→ Prompt 1
Decide whether each statement below, marked (a), (b), and (c), agrees with the passage about the Northwest Review. Answer yes or no for each, and quote the words of the passage that settle it.

(a) The magazine accepts work only from American writers.
(b) The magazine published George Saunders’s first short story in 1986.
(c) Lidia Yuknavitch expanded her first essay into a novel.
-- Start Selected passage --
Even though we are called the Northwest Review, we are a national magazine, open to both American and international writers. Looking through our contributor list, you can find the major literary voices of the twentieth century, including Ursula K. LeGuin, Louise Erdrich, Raymond Carver, Barry Lopez, William Stafford, James Dickey, Yusef Komunyakaa, and Joyce Carol Oates. The most important “more,” to me, is that NWR has always been a home for emerging writers. The magazine published Ken Kesey’s first short story in 1957 and George Saunders’s first short story in 1986, and I recently learned that we published Lidia Yuknavitch’s first essay, “The Chronology of Water,” which she expanded into a memoir and is now a major film. Continuing to discover new literary voices that take exciting risks is the most vital mission I know.
-- End Selected passage --
-- Start Input material --
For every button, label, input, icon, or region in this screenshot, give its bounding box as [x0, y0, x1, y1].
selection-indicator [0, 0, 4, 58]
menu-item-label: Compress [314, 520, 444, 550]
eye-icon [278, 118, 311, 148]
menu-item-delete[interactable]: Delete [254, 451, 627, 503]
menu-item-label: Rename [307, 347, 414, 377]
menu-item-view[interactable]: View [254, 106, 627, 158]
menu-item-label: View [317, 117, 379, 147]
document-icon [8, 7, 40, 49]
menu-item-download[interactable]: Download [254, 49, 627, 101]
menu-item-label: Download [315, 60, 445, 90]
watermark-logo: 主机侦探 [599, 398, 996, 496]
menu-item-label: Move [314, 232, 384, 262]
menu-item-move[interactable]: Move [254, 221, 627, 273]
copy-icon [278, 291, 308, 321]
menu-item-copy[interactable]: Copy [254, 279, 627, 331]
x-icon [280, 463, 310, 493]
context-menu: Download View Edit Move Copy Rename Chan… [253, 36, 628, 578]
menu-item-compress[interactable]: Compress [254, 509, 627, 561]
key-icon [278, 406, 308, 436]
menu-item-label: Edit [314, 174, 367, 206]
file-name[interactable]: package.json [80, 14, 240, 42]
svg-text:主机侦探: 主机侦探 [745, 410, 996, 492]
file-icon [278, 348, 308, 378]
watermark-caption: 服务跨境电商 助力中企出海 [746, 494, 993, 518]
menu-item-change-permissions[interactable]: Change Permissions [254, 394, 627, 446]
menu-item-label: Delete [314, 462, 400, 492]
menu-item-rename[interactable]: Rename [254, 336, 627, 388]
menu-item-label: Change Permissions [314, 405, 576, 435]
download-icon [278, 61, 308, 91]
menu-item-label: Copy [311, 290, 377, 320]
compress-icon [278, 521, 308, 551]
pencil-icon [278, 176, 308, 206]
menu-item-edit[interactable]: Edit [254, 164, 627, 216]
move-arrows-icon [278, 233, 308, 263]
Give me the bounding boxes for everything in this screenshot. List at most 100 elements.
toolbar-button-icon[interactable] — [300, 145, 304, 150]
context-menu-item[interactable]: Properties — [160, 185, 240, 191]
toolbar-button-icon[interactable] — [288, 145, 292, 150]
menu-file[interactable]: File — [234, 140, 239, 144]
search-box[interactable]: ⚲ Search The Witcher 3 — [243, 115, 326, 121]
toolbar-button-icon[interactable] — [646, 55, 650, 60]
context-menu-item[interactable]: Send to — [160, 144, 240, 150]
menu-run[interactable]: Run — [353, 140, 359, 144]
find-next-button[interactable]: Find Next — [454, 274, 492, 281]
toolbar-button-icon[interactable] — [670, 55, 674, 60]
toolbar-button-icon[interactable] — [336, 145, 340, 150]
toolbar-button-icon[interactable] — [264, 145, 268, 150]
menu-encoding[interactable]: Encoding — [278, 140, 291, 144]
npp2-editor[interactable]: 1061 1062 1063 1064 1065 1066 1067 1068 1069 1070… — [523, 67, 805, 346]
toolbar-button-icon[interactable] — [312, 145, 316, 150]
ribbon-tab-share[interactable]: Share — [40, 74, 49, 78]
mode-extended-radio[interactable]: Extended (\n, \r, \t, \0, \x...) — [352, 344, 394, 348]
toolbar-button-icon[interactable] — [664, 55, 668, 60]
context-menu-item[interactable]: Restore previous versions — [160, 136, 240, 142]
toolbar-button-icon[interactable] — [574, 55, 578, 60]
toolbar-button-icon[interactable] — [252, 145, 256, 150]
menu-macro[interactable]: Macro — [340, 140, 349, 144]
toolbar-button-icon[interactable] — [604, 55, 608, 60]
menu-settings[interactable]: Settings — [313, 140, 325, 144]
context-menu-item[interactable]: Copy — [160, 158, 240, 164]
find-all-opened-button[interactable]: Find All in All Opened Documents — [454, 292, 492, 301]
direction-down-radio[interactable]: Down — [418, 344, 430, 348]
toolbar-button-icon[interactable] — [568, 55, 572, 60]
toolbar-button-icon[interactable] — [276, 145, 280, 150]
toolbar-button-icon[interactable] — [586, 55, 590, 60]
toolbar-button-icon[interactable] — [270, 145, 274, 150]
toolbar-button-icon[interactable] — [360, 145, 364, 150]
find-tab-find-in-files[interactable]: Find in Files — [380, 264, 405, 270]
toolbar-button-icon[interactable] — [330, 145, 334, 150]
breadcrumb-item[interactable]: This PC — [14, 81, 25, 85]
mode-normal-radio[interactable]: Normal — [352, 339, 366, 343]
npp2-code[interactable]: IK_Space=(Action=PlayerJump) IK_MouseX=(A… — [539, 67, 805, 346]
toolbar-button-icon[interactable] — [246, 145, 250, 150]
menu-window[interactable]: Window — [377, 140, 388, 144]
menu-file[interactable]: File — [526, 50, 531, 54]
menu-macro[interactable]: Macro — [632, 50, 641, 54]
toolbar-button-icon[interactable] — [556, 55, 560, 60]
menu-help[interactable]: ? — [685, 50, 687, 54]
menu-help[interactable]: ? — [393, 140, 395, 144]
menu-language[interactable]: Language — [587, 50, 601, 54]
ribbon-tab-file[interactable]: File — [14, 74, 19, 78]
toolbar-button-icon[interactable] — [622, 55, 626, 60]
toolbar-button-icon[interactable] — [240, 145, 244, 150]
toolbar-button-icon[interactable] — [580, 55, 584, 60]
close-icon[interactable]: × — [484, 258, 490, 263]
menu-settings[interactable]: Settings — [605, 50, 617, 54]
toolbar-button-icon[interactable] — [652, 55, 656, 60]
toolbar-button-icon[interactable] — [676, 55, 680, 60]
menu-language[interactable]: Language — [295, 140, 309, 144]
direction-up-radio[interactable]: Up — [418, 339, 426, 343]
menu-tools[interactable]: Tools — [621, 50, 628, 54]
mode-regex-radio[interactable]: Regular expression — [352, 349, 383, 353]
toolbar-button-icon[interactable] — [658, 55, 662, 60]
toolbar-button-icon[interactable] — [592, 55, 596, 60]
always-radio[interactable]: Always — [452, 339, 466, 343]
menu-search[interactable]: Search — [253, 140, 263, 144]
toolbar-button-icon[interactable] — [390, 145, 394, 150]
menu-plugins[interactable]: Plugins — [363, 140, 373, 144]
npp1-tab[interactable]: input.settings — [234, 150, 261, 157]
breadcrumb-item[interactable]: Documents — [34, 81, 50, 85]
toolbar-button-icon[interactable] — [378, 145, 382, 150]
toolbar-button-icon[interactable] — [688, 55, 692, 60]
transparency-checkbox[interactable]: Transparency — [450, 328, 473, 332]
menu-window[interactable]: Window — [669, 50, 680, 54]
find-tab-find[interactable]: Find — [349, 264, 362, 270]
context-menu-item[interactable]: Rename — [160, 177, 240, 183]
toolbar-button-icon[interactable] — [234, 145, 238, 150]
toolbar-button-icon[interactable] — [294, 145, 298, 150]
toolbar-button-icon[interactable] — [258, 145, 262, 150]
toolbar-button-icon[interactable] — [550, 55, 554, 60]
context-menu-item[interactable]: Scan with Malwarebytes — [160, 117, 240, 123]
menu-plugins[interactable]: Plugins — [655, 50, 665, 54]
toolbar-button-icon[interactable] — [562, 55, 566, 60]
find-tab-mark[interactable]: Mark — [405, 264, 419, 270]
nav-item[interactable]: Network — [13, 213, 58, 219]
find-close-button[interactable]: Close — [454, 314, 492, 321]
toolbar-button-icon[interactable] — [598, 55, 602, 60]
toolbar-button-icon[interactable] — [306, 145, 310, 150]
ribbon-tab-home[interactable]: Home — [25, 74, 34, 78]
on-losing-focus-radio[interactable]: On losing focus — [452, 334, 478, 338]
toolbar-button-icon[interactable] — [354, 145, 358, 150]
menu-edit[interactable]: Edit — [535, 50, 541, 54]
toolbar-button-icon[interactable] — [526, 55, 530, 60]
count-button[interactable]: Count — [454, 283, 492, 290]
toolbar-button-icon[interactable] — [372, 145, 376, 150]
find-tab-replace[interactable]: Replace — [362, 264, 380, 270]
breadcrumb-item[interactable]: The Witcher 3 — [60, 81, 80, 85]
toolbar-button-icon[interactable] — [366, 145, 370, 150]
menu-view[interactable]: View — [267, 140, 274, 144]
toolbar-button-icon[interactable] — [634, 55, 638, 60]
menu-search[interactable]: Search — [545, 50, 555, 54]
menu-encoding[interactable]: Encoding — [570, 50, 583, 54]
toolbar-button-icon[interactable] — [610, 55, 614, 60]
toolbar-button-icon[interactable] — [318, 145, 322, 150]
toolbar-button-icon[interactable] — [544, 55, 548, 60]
-- End Input material --
→ Prompt 2
Output the lines of the listing as a JSON list of strings, with one string per line and blank lines omitted. Include everything from the first line of the listing down to the line containing "menu-item-label: View [317, 117, 379, 147]", with both ends included.

→ Worked answer 1
(a) No: "open to both American and international writers"
(b) Yes: "George Saunders’s first short story in 1986"
(c) No: "which she expanded into a memoir"

→ Worked answer 2
[
  "For every button, label, input, icon, or region in this screenshot, give its bounding box as [x0, y0, x1, y1].",
  "selection-indicator [0, 0, 4, 58]",
  "menu-item-label: Compress [314, 520, 444, 550]",
  "eye-icon [278, 118, 311, 148]",
  "menu-item-delete[interactable]: Delete [254, 451, 627, 503]",
  "menu-item-label: Rename [307, 347, 414, 377]",
  "menu-item-view[interactable]: View [254, 106, 627, 158]",
  "menu-item-label: View [317, 117, 379, 147]"
]